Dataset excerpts
-------------------------
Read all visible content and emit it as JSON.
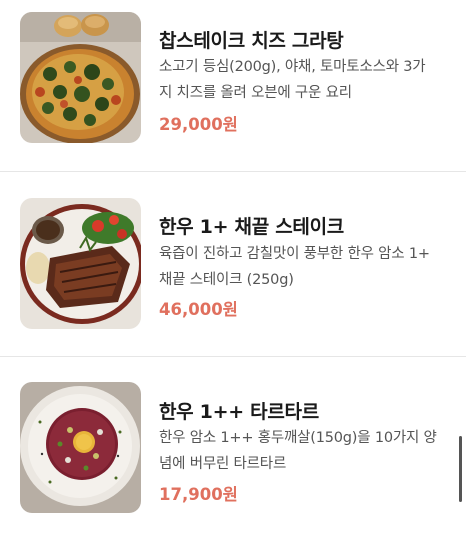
{
  "menu": {
    "items": [
      {
        "name": "찹스테이크 치즈 그라탕",
        "description_lines": [
          "소고기 등심(200g), 야채, 토마토소스와 3가",
          "지 치즈를 올려 오븐에 구운 요리"
        ],
        "price": "29,000원",
        "image_icon": "cheese-gratin-photo"
      },
      {
        "name": "한우 1+ 채끝 스테이크",
        "description_lines": [
          "육즙이 진하고 감칠맛이 풍부한 한우 암소 1+",
          "채끝 스테이크 (250g)"
        ],
        "price": "46,000원",
        "image_icon": "sirloin-steak-photo"
      },
      {
        "name": "한우 1++ 타르타르",
        "description_lines": [
          "한우 암소 1++ 홍두깨살(150g)을 10가지 양",
          "념에 버무린 타르타르"
        ],
        "price": "17,900원",
        "image_icon": "beef-tartare-photo"
      }
    ]
  },
  "colors": {
    "price": "#e0705e",
    "name": "#1a1a1a",
    "description": "#555555",
    "divider": "#e6e6e6"
  }
}
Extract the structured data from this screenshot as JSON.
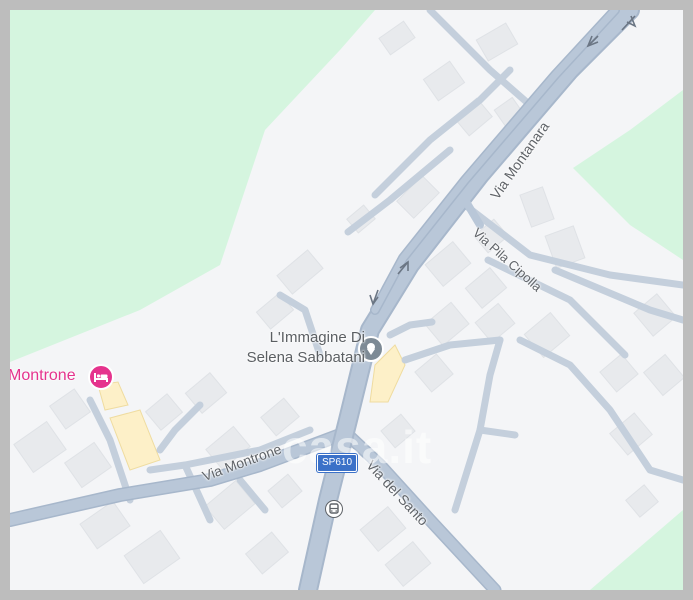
{
  "map": {
    "poi": {
      "name_line1": "L'Immagine Di",
      "name_line2": "Selena Sabbatani",
      "marker_icon": "place-pin-icon"
    },
    "hotel": {
      "name": "Montrone",
      "icon": "hotel-bed-icon",
      "color": "#e5338d"
    },
    "streets": {
      "via_montanara": "Via Montanara",
      "via_pila_cipolla": "Via Pila Cipolla",
      "via_montrone": "Via Montrone",
      "via_del_santo": "Via del Santo"
    },
    "route_shield": "SP610",
    "transit_icon": "bus-stop-icon",
    "watermark": "casa.it",
    "colors": {
      "background": "#f4f5f7",
      "park": "#d5f5df",
      "road": "#b9c7d8",
      "road_edge": "#a7b7cb",
      "building": "#e8eaed",
      "building_yellow": "#fdf0c8",
      "route_shield": "#3b71c8"
    }
  }
}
-------------------------
EXERCISE GOAL
In the records above, find each line holding "Montrone" and copy it.

FULL SOLUTION
      "name": "Montrone",
      "via_montrone": "Via Montrone",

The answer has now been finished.